(WHAT TO WORK ON) Copy the lines word for word, starting with the line that contains "Localize each UI" and ending after the line that contains "offline-access-checkbox[interactable] bbox=[31, 282, 44, 295]".

(Records)
:::
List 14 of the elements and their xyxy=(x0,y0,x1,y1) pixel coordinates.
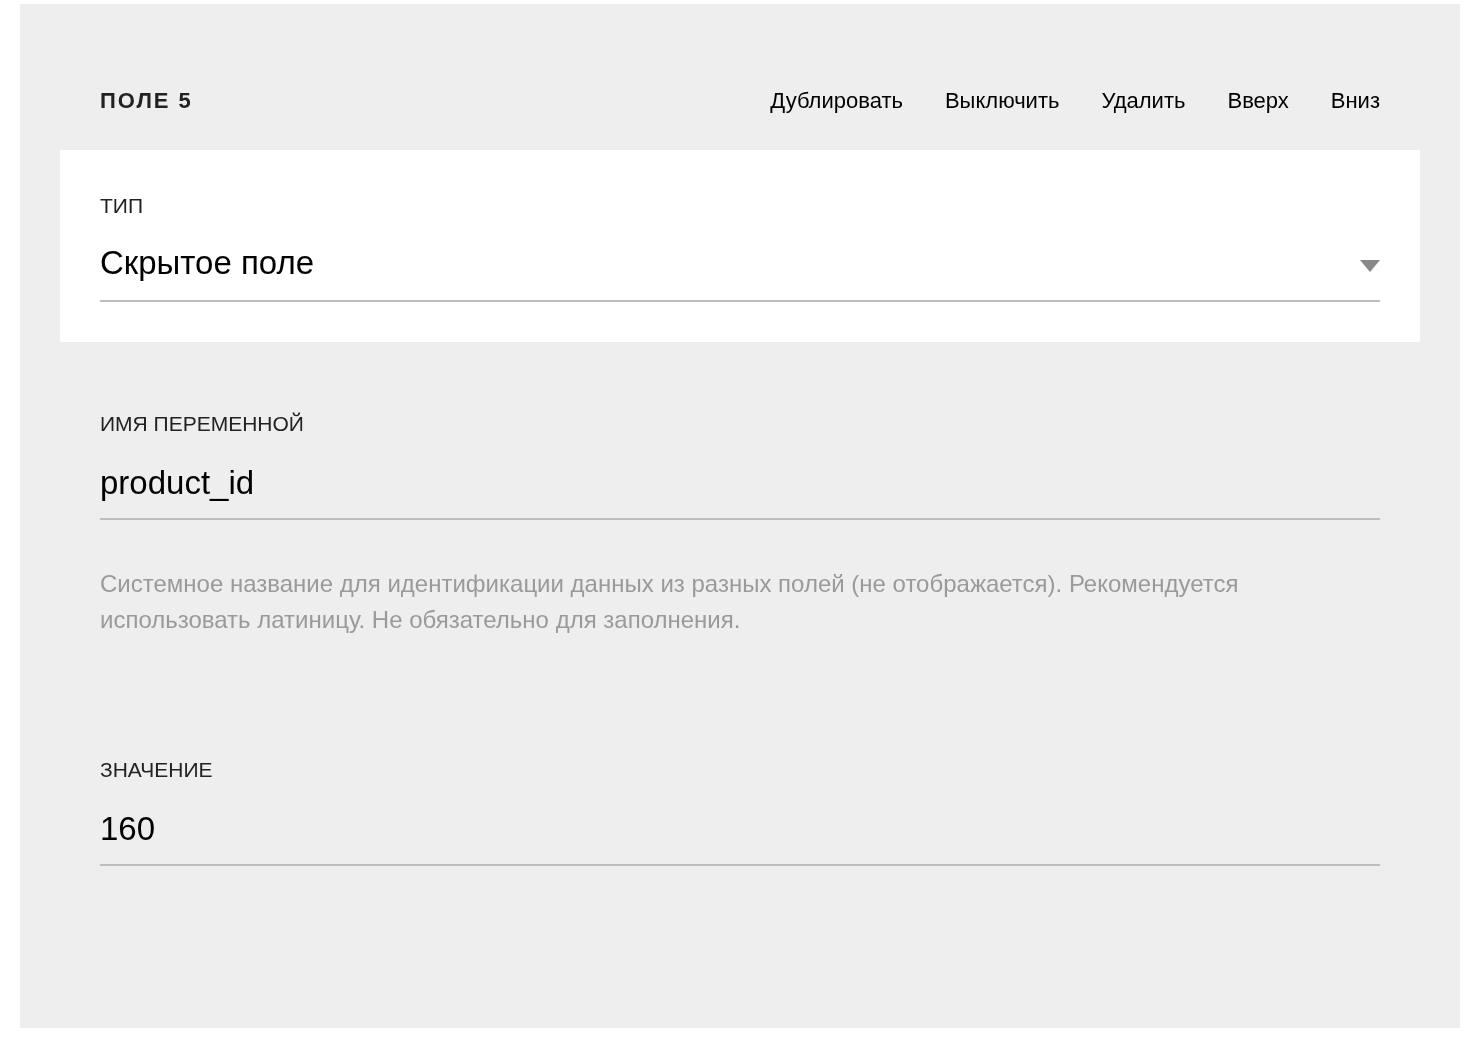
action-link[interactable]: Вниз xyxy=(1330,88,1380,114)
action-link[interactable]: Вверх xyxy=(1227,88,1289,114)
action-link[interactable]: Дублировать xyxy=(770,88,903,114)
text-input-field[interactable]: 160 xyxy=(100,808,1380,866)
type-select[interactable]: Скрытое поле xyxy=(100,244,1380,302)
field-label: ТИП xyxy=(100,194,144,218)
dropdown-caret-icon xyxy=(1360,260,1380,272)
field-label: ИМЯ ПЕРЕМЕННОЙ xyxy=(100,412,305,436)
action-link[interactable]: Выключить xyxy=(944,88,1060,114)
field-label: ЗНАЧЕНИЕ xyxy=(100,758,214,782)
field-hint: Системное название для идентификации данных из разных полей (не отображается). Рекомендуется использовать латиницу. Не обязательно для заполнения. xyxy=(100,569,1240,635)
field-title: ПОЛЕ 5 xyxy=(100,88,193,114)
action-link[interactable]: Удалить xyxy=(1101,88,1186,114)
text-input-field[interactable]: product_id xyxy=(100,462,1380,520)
:::
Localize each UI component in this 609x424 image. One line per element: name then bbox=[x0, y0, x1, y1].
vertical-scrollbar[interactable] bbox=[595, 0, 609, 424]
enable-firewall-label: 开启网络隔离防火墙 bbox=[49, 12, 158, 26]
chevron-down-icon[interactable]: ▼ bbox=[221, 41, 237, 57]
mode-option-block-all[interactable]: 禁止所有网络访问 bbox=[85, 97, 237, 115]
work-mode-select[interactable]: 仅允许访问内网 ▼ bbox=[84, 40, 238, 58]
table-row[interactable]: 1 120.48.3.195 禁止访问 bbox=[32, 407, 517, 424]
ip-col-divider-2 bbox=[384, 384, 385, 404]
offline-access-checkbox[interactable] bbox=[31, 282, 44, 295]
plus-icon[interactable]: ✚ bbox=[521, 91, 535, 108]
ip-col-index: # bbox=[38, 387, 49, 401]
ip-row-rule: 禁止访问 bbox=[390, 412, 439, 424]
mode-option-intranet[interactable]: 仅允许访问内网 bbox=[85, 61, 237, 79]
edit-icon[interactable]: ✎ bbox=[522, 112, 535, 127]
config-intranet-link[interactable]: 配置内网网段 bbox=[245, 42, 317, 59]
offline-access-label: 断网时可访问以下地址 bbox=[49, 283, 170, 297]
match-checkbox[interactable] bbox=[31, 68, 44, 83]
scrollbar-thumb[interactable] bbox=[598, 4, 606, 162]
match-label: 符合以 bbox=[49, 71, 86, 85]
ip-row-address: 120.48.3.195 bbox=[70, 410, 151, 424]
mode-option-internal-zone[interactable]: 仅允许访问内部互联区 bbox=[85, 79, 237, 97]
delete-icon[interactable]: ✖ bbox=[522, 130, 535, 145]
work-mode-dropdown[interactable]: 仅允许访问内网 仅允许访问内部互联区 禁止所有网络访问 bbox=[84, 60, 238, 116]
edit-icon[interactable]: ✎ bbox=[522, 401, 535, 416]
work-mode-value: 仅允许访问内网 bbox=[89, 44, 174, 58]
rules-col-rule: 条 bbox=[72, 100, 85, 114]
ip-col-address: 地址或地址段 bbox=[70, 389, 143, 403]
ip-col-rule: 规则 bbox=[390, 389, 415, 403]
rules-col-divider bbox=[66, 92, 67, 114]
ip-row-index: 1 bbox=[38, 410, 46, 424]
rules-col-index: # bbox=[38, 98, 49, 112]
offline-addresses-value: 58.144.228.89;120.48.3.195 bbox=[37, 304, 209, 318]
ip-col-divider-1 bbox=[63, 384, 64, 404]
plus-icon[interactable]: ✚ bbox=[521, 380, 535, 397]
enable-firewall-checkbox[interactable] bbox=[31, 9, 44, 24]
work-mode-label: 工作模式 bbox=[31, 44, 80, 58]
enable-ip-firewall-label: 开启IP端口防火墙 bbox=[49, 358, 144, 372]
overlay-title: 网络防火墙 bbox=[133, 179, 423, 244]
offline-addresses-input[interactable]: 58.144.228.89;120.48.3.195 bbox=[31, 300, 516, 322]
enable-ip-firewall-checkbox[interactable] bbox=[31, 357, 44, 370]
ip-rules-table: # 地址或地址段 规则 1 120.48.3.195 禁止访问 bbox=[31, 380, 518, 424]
:::
(ANSWER TO THIS TASK)
Localize each UI component in this 609x424 image. One line per element: name then bbox=[x0, y0, x1, y1].
vertical-scrollbar[interactable] bbox=[595, 0, 609, 424]
enable-firewall-label: 开启网络隔离防火墙 bbox=[49, 12, 158, 26]
chevron-down-icon[interactable]: ▼ bbox=[221, 41, 237, 57]
mode-option-block-all[interactable]: 禁止所有网络访问 bbox=[85, 97, 237, 115]
work-mode-select[interactable]: 仅允许访问内网 ▼ bbox=[84, 40, 238, 58]
table-row[interactable]: 1 120.48.3.195 禁止访问 bbox=[32, 407, 517, 424]
ip-col-divider-2 bbox=[384, 384, 385, 404]
offline-access-checkbox[interactable] bbox=[31, 282, 44, 295]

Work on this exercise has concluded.